#### WORKING DATA:
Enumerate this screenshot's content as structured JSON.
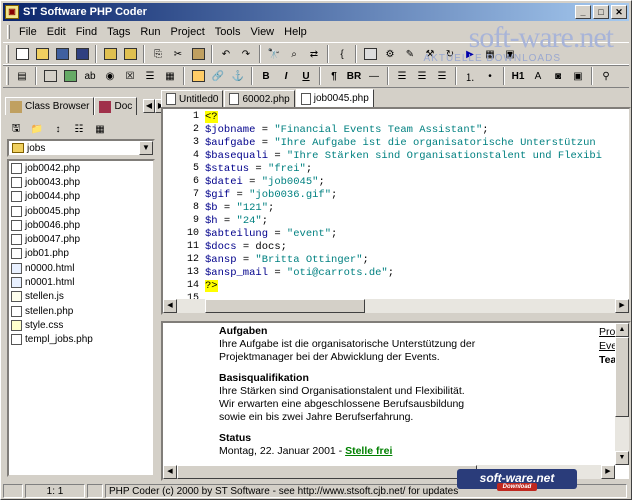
{
  "window": {
    "title": "ST Software PHP Coder"
  },
  "menu": [
    "File",
    "Edit",
    "Find",
    "Tags",
    "Run",
    "Project",
    "Tools",
    "View",
    "Help"
  ],
  "watermark": {
    "main": "soft-ware.net",
    "sub": "AKTUELLE DOWNLOADS",
    "badge": "soft-ware.net",
    "badge_sub": "Download"
  },
  "toolbar2_text": {
    "bold": "B",
    "italic": "I",
    "underline": "U",
    "para": "¶",
    "br": "BR",
    "h1": "H1"
  },
  "left_tabs": [
    "Class Browser",
    "Doc"
  ],
  "folder": "jobs",
  "files": [
    {
      "name": "job0042.php",
      "type": "php"
    },
    {
      "name": "job0043.php",
      "type": "php"
    },
    {
      "name": "job0044.php",
      "type": "php"
    },
    {
      "name": "job0045.php",
      "type": "php"
    },
    {
      "name": "job0046.php",
      "type": "php"
    },
    {
      "name": "job0047.php",
      "type": "php"
    },
    {
      "name": "job01.php",
      "type": "php"
    },
    {
      "name": "n0000.html",
      "type": "html"
    },
    {
      "name": "n0001.html",
      "type": "html"
    },
    {
      "name": "stellen.js",
      "type": "js"
    },
    {
      "name": "stellen.php",
      "type": "php"
    },
    {
      "name": "style.css",
      "type": "css"
    },
    {
      "name": "templ_jobs.php",
      "type": "php"
    }
  ],
  "editor_tabs": [
    "Untitled0",
    "60002.php",
    "job0045.php"
  ],
  "active_tab": "job0045.php",
  "code_lines": [
    {
      "n": "1",
      "parts": [
        {
          "t": "<?",
          "c": "tag"
        }
      ]
    },
    {
      "n": "2",
      "parts": [
        {
          "t": "$jobname",
          "c": "var"
        },
        {
          "t": " = ",
          "c": "op"
        },
        {
          "t": "\"Financial Events Team Assistant\"",
          "c": "str"
        },
        {
          "t": ";",
          "c": "op"
        }
      ]
    },
    {
      "n": "3",
      "parts": [
        {
          "t": "$aufgabe",
          "c": "var"
        },
        {
          "t": " = ",
          "c": "op"
        },
        {
          "t": "\"Ihre Aufgabe ist die organisatorische Unterstützun",
          "c": "str"
        }
      ]
    },
    {
      "n": "4",
      "parts": [
        {
          "t": "$basequali",
          "c": "var"
        },
        {
          "t": " = ",
          "c": "op"
        },
        {
          "t": "\"Ihre Stärken sind Organisationstalent und Flexibi",
          "c": "str"
        }
      ]
    },
    {
      "n": "5",
      "parts": [
        {
          "t": "$status",
          "c": "var"
        },
        {
          "t": " = ",
          "c": "op"
        },
        {
          "t": "\"frei\"",
          "c": "str"
        },
        {
          "t": ";",
          "c": "op"
        }
      ]
    },
    {
      "n": "6",
      "parts": [
        {
          "t": "$datei",
          "c": "var"
        },
        {
          "t": " = ",
          "c": "op"
        },
        {
          "t": "\"job0045\"",
          "c": "str"
        },
        {
          "t": ";",
          "c": "op"
        }
      ]
    },
    {
      "n": "7",
      "parts": [
        {
          "t": "$gif",
          "c": "var"
        },
        {
          "t": " = ",
          "c": "op"
        },
        {
          "t": "\"job0036.gif\"",
          "c": "str"
        },
        {
          "t": ";",
          "c": "op"
        }
      ]
    },
    {
      "n": "8",
      "parts": [
        {
          "t": "$b",
          "c": "var"
        },
        {
          "t": " = ",
          "c": "op"
        },
        {
          "t": "\"121\"",
          "c": "str"
        },
        {
          "t": ";",
          "c": "op"
        }
      ]
    },
    {
      "n": "9",
      "parts": [
        {
          "t": "$h",
          "c": "var"
        },
        {
          "t": " = ",
          "c": "op"
        },
        {
          "t": "\"24\"",
          "c": "str"
        },
        {
          "t": ";",
          "c": "op"
        }
      ]
    },
    {
      "n": "10",
      "parts": [
        {
          "t": "$abteilung",
          "c": "var"
        },
        {
          "t": " = ",
          "c": "op"
        },
        {
          "t": "\"event\"",
          "c": "str"
        },
        {
          "t": ";",
          "c": "op"
        }
      ]
    },
    {
      "n": "11",
      "parts": [
        {
          "t": "$docs",
          "c": "var"
        },
        {
          "t": " = docs;",
          "c": "op"
        }
      ]
    },
    {
      "n": "12",
      "parts": [
        {
          "t": "$ansp",
          "c": "var"
        },
        {
          "t": " = ",
          "c": "op"
        },
        {
          "t": "\"Britta Ottinger\"",
          "c": "str"
        },
        {
          "t": ";",
          "c": "op"
        }
      ]
    },
    {
      "n": "13",
      "parts": [
        {
          "t": "$ansp_mail",
          "c": "var"
        },
        {
          "t": " = ",
          "c": "op"
        },
        {
          "t": "\"oti@carrots.de\"",
          "c": "str"
        },
        {
          "t": ";",
          "c": "op"
        }
      ]
    },
    {
      "n": "14",
      "parts": [
        {
          "t": "?>",
          "c": "tag"
        }
      ]
    },
    {
      "n": "15",
      "parts": []
    }
  ],
  "preview": {
    "h_aufgaben": "Aufgaben",
    "aufgaben_1": "Ihre Aufgabe ist die organisatorische Unterstützung der",
    "aufgaben_2": "Projektmanager bei der Abwicklung der Events.",
    "h_basis": "Basisqualifikation",
    "basis_1": "Ihre Stärken sind Organisationstalent und Flexibilität.",
    "basis_2": "Wir erwarten eine abgeschlossene Berufsausbildung",
    "basis_3": "sowie ein bis zwei Jahre Berufserfahrung.",
    "h_status": "Status",
    "status_date": "Montag, 22. Januar 2001 - ",
    "status_link": "Stelle frei",
    "side_1": "Pro",
    "side_2": "Eve",
    "side_3": "Tea"
  },
  "status": {
    "pos": "1: 1",
    "text": "PHP Coder (c) 2000 by ST Software - see http://www.stsoft.cjb.net/ for updates"
  }
}
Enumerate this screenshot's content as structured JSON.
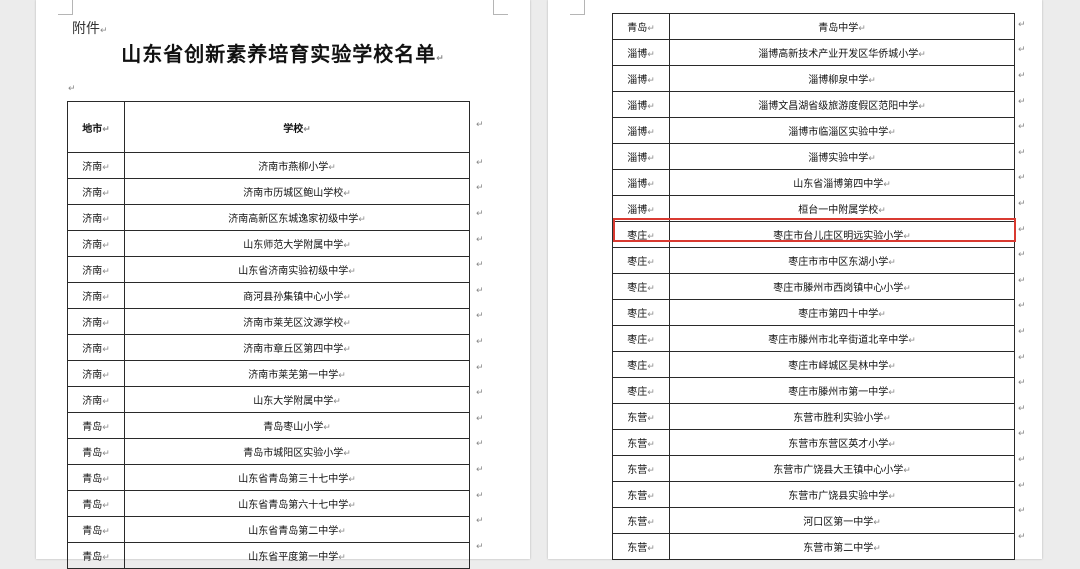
{
  "left_page": {
    "prefix": "附件",
    "title": "山东省创新素养培育实验学校名单",
    "header": {
      "city": "地市",
      "school": "学校"
    },
    "rows": [
      {
        "city": "济南",
        "school": "济南市燕柳小学"
      },
      {
        "city": "济南",
        "school": "济南市历城区鲍山学校"
      },
      {
        "city": "济南",
        "school": "济南高新区东城逸家初级中学"
      },
      {
        "city": "济南",
        "school": "山东师范大学附属中学"
      },
      {
        "city": "济南",
        "school": "山东省济南实验初级中学"
      },
      {
        "city": "济南",
        "school": "商河县孙集镇中心小学"
      },
      {
        "city": "济南",
        "school": "济南市莱芜区汶源学校"
      },
      {
        "city": "济南",
        "school": "济南市章丘区第四中学"
      },
      {
        "city": "济南",
        "school": "济南市莱芜第一中学"
      },
      {
        "city": "济南",
        "school": "山东大学附属中学"
      },
      {
        "city": "青岛",
        "school": "青岛枣山小学"
      },
      {
        "city": "青岛",
        "school": "青岛市城阳区实验小学"
      },
      {
        "city": "青岛",
        "school": "山东省青岛第三十七中学"
      },
      {
        "city": "青岛",
        "school": "山东省青岛第六十七中学"
      },
      {
        "city": "青岛",
        "school": "山东省青岛第二中学"
      },
      {
        "city": "青岛",
        "school": "山东省平度第一中学"
      }
    ]
  },
  "right_page": {
    "rows": [
      {
        "city": "青岛",
        "school": "青岛中学"
      },
      {
        "city": "淄博",
        "school": "淄博高新技术产业开发区华侨城小学"
      },
      {
        "city": "淄博",
        "school": "淄博柳泉中学"
      },
      {
        "city": "淄博",
        "school": "淄博文昌湖省级旅游度假区范阳中学"
      },
      {
        "city": "淄博",
        "school": "淄博市临淄区实验中学"
      },
      {
        "city": "淄博",
        "school": "淄博实验中学"
      },
      {
        "city": "淄博",
        "school": "山东省淄博第四中学"
      },
      {
        "city": "淄博",
        "school": "桓台一中附属学校"
      },
      {
        "city": "枣庄",
        "school": "枣庄市台儿庄区明远实验小学"
      },
      {
        "city": "枣庄",
        "school": "枣庄市市中区东湖小学"
      },
      {
        "city": "枣庄",
        "school": "枣庄市滕州市西岗镇中心小学"
      },
      {
        "city": "枣庄",
        "school": "枣庄市第四十中学"
      },
      {
        "city": "枣庄",
        "school": "枣庄市滕州市北辛街道北辛中学"
      },
      {
        "city": "枣庄",
        "school": "枣庄市峄城区吴林中学"
      },
      {
        "city": "枣庄",
        "school": "枣庄市滕州市第一中学"
      },
      {
        "city": "东营",
        "school": "东营市胜利实验小学"
      },
      {
        "city": "东营",
        "school": "东营市东营区英才小学"
      },
      {
        "city": "东营",
        "school": "东营市广饶县大王镇中心小学"
      },
      {
        "city": "东营",
        "school": "东营市广饶县实验中学"
      },
      {
        "city": "东营",
        "school": "河口区第一中学"
      },
      {
        "city": "东营",
        "school": "东营市第二中学"
      }
    ],
    "highlighted_row_index": 8
  },
  "paragraph_mark": "↵",
  "colors": {
    "highlight": "#d93a31",
    "spellcheck": "#3b52c4"
  }
}
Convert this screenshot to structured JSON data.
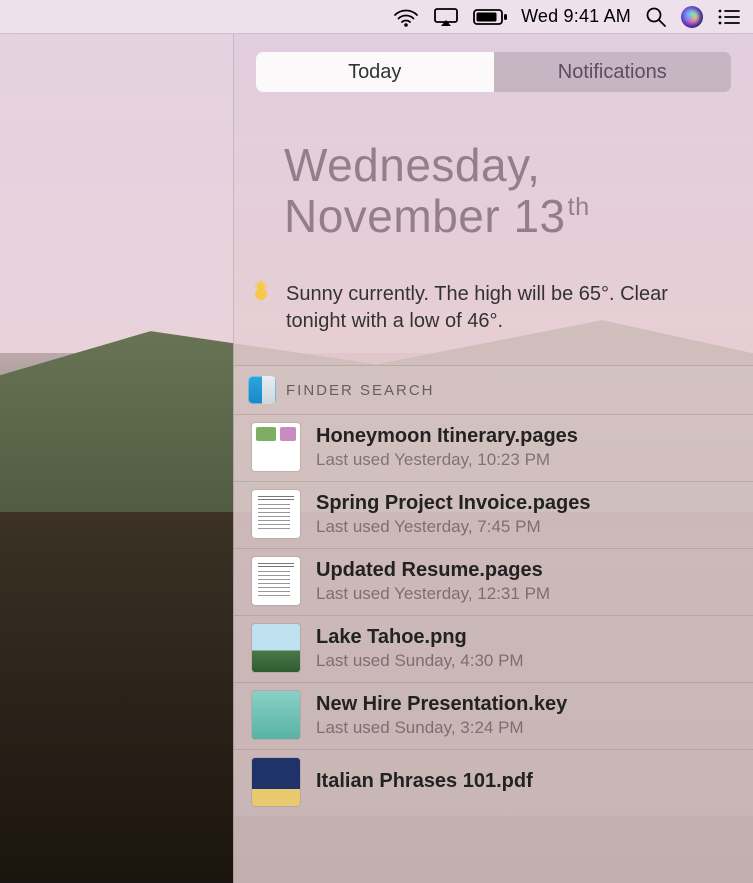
{
  "menubar": {
    "clock": "Wed 9:41 AM"
  },
  "nc": {
    "tabs": {
      "today": "Today",
      "notifications": "Notifications",
      "active": "today"
    },
    "date": {
      "line1": "Wednesday,",
      "line2_prefix": "November 13",
      "line2_suffix": "th"
    },
    "weather": {
      "text": "Sunny currently. The high will be 65°.  Clear tonight with a low of 46°."
    },
    "finder": {
      "title": "FINDER SEARCH",
      "items": [
        {
          "name": "Honeymoon Itinerary.pages",
          "sub": "Last used Yesterday, 10:23 PM",
          "thumb": "itin"
        },
        {
          "name": "Spring Project Invoice.pages",
          "sub": "Last used Yesterday, 7:45 PM",
          "thumb": "doc"
        },
        {
          "name": "Updated Resume.pages",
          "sub": "Last used Yesterday, 12:31 PM",
          "thumb": "doc"
        },
        {
          "name": "Lake Tahoe.png",
          "sub": "Last used Sunday, 4:30 PM",
          "thumb": "png"
        },
        {
          "name": "New Hire Presentation.key",
          "sub": "Last used Sunday, 3:24 PM",
          "thumb": "key"
        },
        {
          "name": "Italian Phrases 101.pdf",
          "sub": "",
          "thumb": "pdf"
        }
      ]
    }
  }
}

#### AIM:
Which lines contain the word "Yesterday"? Copy each of them.

#### RESPONSE FOR THIS EXERCISE:
          "sub": "Last used Yesterday, 10:23 PM",
          "sub": "Last used Yesterday, 7:45 PM",
          "sub": "Last used Yesterday, 12:31 PM",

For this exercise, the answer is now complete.